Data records
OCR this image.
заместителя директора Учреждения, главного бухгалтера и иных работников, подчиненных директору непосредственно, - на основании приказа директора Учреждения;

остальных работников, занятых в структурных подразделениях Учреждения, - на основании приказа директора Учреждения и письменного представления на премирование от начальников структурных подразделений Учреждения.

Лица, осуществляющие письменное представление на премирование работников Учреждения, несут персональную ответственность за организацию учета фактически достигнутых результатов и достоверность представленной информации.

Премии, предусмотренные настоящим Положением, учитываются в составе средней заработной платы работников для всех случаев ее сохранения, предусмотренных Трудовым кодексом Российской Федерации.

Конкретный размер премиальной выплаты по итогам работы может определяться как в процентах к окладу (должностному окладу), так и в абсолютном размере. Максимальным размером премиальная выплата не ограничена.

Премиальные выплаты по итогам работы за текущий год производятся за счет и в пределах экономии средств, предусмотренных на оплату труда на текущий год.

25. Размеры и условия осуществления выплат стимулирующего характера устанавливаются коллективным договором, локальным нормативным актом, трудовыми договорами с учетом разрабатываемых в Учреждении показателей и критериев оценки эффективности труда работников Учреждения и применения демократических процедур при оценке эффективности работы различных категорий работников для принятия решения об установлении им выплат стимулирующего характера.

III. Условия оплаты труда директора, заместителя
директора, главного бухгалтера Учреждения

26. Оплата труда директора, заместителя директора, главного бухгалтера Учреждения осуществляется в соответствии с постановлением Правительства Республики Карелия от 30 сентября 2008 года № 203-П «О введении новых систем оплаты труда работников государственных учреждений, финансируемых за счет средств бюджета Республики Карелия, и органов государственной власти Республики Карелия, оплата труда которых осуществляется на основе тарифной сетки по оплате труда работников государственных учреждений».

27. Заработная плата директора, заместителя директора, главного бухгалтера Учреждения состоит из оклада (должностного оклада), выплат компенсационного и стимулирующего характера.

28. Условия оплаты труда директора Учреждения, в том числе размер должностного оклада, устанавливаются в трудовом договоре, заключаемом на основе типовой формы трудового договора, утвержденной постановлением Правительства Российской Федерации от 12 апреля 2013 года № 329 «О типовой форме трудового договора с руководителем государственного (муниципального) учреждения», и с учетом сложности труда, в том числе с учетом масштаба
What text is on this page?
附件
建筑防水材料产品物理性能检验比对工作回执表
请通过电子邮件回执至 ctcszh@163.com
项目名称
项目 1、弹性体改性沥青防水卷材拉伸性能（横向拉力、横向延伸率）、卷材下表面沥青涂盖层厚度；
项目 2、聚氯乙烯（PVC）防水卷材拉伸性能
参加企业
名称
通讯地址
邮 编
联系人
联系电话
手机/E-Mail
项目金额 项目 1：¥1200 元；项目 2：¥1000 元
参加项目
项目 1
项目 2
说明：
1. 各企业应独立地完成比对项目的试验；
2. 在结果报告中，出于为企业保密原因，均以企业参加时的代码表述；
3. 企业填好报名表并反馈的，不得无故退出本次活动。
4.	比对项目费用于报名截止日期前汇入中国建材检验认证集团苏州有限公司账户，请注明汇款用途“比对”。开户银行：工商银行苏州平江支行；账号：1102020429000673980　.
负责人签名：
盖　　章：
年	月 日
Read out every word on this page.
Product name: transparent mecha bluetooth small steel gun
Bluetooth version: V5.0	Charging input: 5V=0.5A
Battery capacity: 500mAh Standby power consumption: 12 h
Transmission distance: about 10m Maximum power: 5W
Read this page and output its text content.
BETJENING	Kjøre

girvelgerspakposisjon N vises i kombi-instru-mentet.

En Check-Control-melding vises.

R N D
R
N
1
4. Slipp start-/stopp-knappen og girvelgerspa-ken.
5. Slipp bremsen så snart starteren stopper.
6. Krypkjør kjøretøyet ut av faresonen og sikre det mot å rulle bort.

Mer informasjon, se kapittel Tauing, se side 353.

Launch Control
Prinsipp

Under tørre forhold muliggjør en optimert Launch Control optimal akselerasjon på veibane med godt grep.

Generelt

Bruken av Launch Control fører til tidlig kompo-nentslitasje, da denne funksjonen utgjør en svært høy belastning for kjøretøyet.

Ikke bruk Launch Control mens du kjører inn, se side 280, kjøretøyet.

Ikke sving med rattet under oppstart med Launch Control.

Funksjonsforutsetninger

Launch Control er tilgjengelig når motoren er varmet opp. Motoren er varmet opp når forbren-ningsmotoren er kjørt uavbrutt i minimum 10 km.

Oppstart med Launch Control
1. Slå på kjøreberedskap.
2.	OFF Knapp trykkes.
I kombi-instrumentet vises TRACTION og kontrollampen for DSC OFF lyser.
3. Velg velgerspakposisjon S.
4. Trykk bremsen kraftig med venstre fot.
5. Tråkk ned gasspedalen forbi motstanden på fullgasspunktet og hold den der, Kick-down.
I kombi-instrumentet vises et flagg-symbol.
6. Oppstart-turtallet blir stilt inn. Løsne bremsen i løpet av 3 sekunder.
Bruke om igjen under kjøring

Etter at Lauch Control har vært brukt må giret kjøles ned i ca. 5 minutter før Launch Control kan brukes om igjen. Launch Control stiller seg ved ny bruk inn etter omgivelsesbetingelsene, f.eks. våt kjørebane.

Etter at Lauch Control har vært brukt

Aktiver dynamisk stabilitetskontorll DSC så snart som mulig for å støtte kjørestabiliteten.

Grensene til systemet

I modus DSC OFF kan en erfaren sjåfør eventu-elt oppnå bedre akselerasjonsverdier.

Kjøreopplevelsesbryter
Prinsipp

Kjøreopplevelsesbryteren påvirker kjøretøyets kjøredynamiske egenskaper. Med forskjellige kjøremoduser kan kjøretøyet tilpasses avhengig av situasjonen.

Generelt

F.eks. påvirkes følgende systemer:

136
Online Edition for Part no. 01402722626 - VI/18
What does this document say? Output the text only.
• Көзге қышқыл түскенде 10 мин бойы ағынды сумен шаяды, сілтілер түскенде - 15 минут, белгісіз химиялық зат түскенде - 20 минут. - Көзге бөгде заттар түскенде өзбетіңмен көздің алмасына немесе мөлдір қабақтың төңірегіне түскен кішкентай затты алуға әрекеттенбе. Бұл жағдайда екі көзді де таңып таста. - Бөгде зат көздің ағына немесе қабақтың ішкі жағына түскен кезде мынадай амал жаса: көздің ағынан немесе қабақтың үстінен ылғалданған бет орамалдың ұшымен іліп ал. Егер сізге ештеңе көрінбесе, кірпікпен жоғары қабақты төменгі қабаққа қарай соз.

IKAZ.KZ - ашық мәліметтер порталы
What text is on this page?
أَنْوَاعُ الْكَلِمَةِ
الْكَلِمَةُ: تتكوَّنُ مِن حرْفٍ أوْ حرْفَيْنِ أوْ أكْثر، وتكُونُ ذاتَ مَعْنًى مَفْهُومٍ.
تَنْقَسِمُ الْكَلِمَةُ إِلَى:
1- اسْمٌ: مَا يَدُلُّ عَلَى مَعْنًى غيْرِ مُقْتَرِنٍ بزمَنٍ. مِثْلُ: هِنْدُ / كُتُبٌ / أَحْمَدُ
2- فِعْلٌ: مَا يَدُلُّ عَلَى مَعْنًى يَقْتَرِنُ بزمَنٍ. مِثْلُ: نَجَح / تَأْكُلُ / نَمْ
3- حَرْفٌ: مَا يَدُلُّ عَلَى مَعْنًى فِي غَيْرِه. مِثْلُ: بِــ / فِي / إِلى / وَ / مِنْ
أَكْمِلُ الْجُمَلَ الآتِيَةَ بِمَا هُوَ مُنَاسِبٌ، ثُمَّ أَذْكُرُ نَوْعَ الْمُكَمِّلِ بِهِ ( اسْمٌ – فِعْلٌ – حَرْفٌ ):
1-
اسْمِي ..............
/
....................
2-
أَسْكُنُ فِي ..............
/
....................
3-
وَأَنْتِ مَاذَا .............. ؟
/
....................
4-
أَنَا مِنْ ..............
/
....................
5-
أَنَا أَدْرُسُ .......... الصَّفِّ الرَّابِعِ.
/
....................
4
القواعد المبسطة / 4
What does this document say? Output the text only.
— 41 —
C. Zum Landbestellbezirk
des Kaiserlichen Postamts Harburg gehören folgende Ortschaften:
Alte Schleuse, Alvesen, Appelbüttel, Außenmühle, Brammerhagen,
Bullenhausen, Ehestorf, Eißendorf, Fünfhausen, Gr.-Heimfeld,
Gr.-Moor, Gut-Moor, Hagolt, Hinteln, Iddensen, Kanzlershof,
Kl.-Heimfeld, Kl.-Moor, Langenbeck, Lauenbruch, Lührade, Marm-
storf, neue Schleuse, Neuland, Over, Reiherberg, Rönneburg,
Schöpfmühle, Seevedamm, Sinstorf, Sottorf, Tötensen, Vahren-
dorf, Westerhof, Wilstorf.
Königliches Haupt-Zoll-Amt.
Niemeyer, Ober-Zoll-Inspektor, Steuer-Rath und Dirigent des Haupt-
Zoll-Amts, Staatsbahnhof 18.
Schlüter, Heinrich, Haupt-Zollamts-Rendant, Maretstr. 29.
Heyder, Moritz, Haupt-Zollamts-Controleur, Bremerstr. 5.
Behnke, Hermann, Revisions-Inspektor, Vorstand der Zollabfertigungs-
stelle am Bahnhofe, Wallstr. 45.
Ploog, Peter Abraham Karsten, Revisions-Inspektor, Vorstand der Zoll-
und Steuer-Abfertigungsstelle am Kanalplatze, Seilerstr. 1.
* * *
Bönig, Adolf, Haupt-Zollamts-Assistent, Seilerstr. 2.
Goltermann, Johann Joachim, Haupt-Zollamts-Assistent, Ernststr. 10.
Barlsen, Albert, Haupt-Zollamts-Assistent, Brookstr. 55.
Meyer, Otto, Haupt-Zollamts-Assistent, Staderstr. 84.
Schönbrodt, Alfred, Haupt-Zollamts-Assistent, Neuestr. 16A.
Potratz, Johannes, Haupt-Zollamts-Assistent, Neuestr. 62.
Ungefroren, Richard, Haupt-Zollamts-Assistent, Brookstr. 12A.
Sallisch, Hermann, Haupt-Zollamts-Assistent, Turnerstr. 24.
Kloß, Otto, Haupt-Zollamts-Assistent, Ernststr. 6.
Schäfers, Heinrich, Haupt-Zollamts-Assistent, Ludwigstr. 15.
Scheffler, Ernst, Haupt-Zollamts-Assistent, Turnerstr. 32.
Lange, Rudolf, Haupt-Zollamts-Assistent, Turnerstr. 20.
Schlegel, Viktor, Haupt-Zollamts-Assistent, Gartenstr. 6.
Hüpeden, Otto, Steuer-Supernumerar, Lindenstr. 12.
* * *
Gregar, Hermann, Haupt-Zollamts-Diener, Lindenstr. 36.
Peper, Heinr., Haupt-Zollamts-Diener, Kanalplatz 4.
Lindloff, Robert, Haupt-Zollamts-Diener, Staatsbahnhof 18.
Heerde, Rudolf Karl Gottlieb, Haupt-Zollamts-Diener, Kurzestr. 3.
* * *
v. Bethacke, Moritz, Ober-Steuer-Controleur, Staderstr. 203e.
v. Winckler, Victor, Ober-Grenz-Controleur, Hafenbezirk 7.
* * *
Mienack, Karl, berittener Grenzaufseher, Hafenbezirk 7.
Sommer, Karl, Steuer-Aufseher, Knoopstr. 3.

Task objective: For the listing above, identify each line bearing "Ernststr".

Solution:
Goltermann, Johann Joachim, Haupt-Zollamts-Assistent, Ernststr. 10.
Kloß, Otto, Haupt-Zollamts-Assistent, Ernststr. 6.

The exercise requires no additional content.